Exercise description:
Revise the text on "Every Rose Has Its Thorn" starting at "Background and writing" and ending at "as a result.", replacing "pay phone" with "telephone booth".

Extract:
# # # # #
"Every Rose Has Its Thorn" is a power ballad by American glam metal band Poison. It was released in October 1988 as the third single from Poison's second album Open Up and Say... Ahh!. The band's  signature song, it is also their only number-one hit in the US, reaching the top spot on December 24, 1988, for three weeks. It also charted at number 11 on the Mainstream Rock chart. It was a number 13 hit in the UK. "Every Rose Has Its Thorn" was named number 34 on VH1's "100 Greatest Songs of the 80s", number 100 on their "100 Greatest Love Songs" and number seven on MTV and VH1 "Top 25 Power Ballads". Billboard ranked the song number five on their list of "The 10 Best Poison Songs".

Background and writing
In an interview with VH1's Behind the Music, Bret Michaels said the inspiration for the song came from a night when he was in a laundromat in Dallas  waiting for his clothes to dry, and called his girlfriend on a pay phone. Michaels said he heard a male voice in the background and was devastated; he said he went into the laundromat and wrote "Every Rose Has Its Thorn" as a result.

Critical reception
Jerry Smith, reviewer of British music newspaper Music Week, described this song as "over-wrought ballad, but it makes a change from their ponderous metal posturing".  Cash Box said that "Poison slows it down with a bevy of acoustic guitars, and deliver a well-measured ballad."
# # # # #
Labeled region entries
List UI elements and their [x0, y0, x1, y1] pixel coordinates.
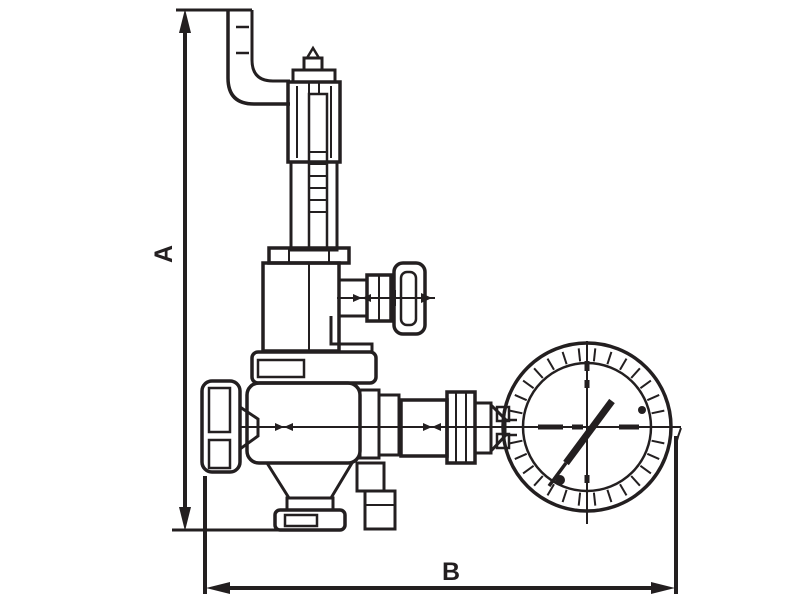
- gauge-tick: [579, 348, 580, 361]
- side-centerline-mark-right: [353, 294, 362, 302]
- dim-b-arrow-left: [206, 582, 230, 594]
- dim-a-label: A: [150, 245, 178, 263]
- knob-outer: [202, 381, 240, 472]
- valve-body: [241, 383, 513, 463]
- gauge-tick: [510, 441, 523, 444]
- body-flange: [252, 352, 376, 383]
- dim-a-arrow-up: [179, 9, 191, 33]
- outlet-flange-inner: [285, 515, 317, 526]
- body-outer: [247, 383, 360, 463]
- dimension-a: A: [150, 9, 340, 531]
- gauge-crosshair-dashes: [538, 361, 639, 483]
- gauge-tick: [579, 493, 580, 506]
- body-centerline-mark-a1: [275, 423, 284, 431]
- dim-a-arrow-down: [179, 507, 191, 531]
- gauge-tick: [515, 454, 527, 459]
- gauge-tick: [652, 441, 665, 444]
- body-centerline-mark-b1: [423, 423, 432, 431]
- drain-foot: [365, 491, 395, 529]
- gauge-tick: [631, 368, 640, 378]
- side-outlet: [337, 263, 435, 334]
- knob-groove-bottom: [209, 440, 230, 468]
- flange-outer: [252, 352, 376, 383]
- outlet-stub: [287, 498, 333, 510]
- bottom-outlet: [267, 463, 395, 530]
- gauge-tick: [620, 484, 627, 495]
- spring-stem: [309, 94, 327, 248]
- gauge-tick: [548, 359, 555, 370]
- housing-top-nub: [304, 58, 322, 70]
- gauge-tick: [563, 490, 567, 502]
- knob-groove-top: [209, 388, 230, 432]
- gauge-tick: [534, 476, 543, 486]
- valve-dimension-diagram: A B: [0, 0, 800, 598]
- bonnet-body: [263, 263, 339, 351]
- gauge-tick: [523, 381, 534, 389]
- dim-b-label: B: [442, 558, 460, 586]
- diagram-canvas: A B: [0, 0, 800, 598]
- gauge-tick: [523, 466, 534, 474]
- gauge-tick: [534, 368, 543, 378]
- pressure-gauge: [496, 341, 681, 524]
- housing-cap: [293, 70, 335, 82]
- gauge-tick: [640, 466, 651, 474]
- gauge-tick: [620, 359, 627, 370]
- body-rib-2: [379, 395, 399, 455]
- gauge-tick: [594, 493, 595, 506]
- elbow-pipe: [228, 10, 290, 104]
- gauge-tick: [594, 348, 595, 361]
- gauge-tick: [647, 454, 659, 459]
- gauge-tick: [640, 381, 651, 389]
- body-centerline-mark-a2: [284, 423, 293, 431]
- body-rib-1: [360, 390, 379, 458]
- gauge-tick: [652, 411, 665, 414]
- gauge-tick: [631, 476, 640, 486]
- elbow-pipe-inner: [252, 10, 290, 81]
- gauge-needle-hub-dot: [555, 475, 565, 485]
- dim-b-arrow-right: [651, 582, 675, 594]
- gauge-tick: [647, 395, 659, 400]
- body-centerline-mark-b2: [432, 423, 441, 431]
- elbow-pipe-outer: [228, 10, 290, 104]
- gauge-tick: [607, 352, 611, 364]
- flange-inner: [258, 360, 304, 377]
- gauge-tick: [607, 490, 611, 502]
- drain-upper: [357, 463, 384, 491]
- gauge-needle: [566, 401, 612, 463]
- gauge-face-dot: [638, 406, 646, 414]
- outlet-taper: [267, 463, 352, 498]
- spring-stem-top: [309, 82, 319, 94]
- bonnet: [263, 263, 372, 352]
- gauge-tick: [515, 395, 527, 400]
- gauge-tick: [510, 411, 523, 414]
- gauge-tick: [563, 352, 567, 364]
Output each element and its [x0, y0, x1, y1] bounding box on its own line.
# # # # #
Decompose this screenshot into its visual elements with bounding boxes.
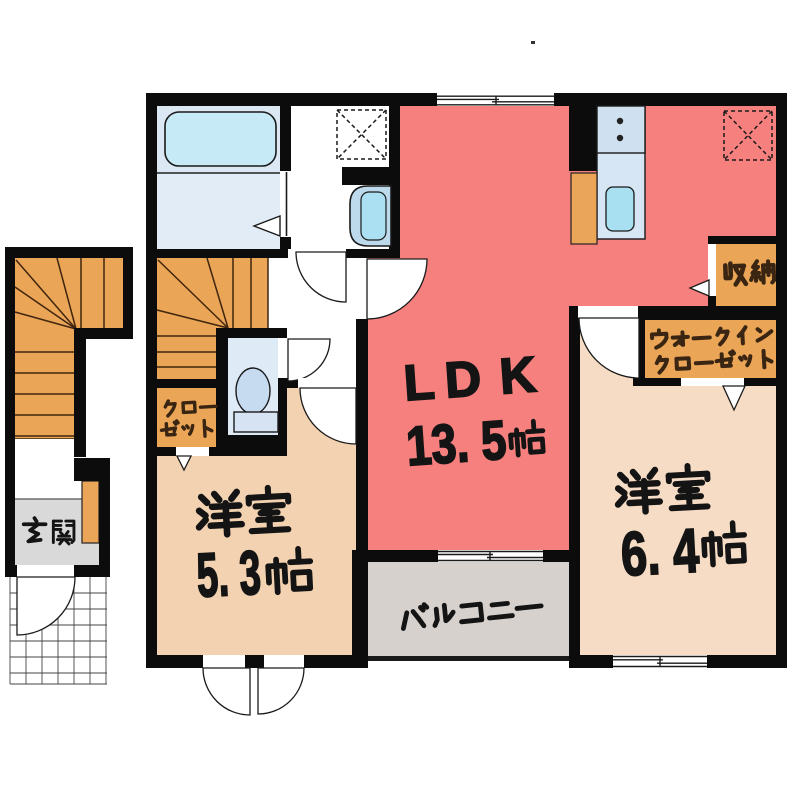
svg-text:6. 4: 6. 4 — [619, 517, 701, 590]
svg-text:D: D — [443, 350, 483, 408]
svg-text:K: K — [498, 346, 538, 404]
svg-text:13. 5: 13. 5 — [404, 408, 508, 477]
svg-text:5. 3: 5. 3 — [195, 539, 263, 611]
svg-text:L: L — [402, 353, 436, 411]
# # # # #
Task output:
Background and writing
In an interview with VH1's Behind the Music, Bret Michaels said the inspiration for the song came from a night when he was in a laundromat in Dallas  waiting for his clothes to dry, and called his girlfriend on a telephone booth. Michaels said he heard a male voice in the background and was devastated; he said he went into the laundromat and wrote "Every Rose Has Its Thorn" as a result.